[Extracts from a graphics dataset]
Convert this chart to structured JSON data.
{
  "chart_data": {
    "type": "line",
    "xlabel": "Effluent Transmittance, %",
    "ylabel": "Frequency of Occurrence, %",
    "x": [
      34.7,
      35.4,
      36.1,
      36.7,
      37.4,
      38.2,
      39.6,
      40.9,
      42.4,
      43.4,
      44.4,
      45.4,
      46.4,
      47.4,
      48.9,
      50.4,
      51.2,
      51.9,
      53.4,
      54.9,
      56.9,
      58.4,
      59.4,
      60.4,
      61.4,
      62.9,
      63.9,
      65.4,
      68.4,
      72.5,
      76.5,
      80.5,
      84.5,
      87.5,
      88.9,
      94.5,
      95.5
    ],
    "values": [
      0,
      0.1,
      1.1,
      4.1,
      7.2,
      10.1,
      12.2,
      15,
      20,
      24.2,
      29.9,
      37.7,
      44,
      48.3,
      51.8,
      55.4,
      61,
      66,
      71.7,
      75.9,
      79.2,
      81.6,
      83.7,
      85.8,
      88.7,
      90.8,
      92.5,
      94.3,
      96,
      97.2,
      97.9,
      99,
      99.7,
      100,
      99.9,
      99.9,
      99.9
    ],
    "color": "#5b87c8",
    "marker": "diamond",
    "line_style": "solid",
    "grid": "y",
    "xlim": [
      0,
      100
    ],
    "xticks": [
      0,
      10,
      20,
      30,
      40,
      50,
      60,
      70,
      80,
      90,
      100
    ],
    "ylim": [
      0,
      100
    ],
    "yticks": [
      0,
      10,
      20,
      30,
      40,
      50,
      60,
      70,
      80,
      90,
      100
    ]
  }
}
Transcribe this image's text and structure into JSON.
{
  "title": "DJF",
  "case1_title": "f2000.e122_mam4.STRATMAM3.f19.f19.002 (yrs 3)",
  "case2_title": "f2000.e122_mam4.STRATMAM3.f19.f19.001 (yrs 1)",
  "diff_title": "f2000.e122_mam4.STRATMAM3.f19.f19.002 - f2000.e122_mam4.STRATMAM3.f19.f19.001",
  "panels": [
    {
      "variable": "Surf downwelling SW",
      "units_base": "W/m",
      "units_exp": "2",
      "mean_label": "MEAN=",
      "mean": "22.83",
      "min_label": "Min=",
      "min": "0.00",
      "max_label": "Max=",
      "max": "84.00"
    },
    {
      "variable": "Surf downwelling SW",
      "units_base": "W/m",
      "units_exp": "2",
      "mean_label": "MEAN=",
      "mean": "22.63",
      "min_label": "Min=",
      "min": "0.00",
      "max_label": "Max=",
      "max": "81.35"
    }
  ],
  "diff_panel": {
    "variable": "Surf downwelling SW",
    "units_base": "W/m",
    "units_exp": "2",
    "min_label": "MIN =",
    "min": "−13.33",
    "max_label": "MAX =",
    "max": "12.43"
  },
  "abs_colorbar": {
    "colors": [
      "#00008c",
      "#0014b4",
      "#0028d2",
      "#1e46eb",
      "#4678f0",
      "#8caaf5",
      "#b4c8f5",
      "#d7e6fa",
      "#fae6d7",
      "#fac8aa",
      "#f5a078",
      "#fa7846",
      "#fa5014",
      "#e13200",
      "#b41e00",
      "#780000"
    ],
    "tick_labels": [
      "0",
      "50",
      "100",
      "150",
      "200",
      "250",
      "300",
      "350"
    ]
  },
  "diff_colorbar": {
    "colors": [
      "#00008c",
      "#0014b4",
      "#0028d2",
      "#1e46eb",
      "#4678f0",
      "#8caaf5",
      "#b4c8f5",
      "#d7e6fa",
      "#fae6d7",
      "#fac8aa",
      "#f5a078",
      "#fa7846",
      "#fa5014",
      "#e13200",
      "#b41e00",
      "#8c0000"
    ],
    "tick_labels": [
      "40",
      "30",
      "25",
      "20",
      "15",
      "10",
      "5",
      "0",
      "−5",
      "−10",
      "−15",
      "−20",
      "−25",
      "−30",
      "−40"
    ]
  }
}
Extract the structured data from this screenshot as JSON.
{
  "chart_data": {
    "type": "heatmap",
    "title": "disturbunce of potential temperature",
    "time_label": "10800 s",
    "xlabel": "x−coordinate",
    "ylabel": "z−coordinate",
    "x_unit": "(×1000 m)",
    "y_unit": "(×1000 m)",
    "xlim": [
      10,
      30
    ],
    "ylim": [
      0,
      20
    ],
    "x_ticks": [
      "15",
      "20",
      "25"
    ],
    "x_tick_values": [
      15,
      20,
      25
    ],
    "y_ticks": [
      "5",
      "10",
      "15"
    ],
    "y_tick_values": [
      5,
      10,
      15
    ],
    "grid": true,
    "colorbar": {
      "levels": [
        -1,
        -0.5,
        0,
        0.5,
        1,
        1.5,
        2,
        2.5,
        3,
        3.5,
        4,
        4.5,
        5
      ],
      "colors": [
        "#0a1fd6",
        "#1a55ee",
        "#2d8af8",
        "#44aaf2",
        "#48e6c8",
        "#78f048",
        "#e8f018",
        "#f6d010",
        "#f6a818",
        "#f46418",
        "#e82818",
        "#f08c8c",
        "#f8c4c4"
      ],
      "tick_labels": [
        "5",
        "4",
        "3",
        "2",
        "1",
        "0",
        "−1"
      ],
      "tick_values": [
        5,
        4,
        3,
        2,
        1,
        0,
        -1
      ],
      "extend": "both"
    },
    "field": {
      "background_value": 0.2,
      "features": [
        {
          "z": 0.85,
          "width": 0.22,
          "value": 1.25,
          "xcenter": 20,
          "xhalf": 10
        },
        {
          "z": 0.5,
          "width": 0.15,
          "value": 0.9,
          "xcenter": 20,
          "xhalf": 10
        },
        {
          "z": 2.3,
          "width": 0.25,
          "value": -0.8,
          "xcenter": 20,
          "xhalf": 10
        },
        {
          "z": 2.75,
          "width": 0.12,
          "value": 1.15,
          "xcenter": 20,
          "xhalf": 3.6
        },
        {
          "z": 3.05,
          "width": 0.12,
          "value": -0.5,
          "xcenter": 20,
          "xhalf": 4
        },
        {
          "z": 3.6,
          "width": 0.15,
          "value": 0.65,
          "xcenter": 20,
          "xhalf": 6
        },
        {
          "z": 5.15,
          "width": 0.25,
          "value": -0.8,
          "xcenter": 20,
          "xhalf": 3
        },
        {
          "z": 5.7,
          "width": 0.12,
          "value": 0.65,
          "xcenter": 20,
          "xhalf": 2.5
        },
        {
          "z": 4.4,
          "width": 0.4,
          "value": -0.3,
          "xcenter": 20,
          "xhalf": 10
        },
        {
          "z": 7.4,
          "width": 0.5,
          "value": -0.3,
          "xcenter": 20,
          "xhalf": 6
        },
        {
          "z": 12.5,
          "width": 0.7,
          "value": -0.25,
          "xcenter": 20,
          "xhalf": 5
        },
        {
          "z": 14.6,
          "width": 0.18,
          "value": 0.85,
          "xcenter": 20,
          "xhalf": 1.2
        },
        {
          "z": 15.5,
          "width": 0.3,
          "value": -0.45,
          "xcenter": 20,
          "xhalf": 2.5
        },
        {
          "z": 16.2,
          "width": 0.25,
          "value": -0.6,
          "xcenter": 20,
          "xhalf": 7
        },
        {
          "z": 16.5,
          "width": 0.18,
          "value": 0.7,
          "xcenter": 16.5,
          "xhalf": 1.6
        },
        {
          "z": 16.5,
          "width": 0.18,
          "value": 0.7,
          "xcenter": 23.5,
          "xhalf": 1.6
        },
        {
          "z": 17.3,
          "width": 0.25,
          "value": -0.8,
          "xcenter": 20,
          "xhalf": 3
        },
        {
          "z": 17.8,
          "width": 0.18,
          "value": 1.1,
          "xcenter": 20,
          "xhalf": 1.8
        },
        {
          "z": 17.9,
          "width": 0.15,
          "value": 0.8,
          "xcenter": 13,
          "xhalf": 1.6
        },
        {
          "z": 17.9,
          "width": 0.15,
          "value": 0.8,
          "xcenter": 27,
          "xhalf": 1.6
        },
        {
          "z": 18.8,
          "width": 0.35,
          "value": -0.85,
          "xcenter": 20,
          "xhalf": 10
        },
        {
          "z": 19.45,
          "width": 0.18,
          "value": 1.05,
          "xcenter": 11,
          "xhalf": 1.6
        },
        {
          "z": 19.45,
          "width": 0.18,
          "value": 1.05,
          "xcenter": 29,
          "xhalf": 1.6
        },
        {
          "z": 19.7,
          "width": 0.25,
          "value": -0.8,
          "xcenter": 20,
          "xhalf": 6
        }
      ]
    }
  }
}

- **Required task**:
Return each full line of the entries that contains the word "coordinate".

- **Solution for this problem**:
    "xlabel": "x−coordinate",
    "ylabel": "z−coordinate",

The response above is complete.